> [WHAT IS REQUIRED]: The records below are split into lines. How many of those lines contain the string "title"? Reply with the number only.

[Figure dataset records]
• • • • • • •
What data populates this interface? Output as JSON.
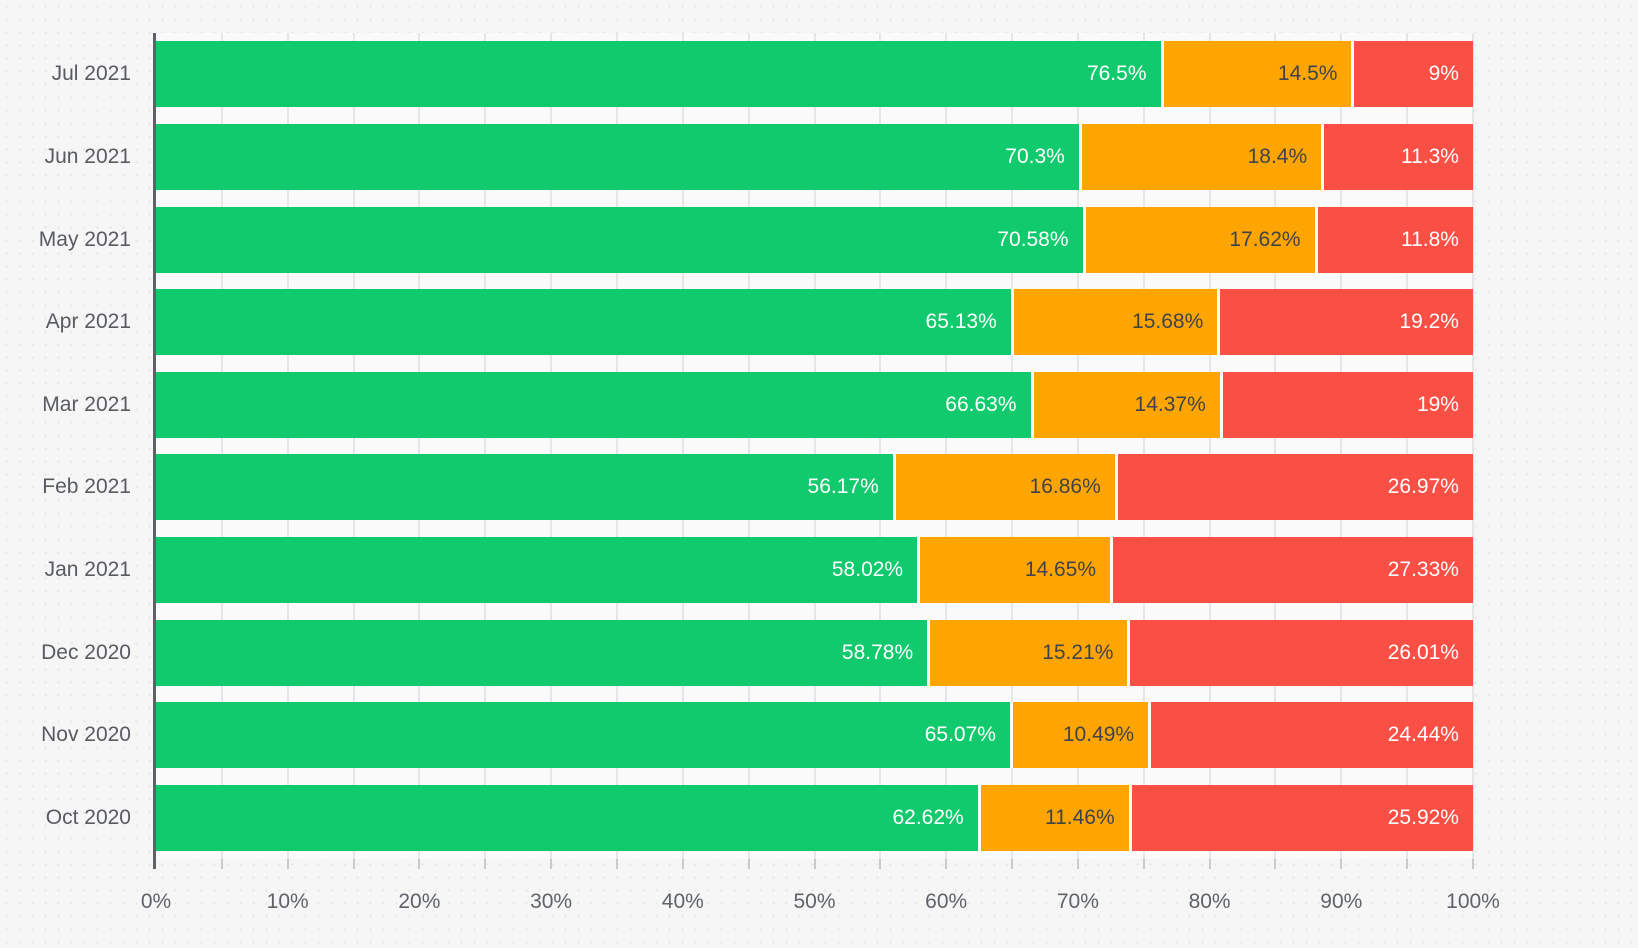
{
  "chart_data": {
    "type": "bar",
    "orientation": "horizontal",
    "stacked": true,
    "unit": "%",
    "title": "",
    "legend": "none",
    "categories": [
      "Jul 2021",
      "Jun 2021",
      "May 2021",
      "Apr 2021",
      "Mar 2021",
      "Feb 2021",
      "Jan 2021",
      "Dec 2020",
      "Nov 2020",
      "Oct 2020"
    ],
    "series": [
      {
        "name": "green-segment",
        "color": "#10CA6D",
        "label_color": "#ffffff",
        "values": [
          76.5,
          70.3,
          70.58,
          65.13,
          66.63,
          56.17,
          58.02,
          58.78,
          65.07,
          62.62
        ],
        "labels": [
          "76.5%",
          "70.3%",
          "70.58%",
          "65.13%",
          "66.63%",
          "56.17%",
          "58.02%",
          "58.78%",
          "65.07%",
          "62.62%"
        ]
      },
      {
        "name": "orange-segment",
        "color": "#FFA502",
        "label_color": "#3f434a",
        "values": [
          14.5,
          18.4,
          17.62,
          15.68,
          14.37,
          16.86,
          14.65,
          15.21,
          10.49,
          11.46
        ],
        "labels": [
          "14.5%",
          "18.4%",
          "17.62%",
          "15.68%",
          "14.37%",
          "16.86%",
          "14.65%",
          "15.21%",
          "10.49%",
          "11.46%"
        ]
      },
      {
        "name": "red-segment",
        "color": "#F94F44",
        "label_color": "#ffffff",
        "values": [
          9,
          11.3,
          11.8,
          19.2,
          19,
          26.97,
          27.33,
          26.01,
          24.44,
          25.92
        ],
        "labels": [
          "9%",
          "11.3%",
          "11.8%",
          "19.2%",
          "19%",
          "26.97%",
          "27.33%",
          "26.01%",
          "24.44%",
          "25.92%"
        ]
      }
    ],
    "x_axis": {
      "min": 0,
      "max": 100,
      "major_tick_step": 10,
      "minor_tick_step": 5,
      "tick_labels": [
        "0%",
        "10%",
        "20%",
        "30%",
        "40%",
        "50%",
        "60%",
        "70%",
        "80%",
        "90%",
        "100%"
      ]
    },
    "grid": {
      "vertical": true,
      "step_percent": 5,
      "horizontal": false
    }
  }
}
• • • • • • •
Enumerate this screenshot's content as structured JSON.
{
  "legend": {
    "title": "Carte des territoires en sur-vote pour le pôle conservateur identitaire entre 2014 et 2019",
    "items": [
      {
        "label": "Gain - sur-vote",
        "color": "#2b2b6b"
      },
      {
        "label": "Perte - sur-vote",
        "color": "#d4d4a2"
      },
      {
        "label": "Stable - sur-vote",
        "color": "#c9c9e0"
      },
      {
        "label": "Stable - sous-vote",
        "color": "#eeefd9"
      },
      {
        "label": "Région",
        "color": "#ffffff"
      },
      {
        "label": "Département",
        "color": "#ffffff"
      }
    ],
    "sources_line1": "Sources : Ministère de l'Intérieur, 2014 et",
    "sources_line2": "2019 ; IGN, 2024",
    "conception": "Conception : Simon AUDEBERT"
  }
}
• • • • • • •
> [FULL ANSWER]: 2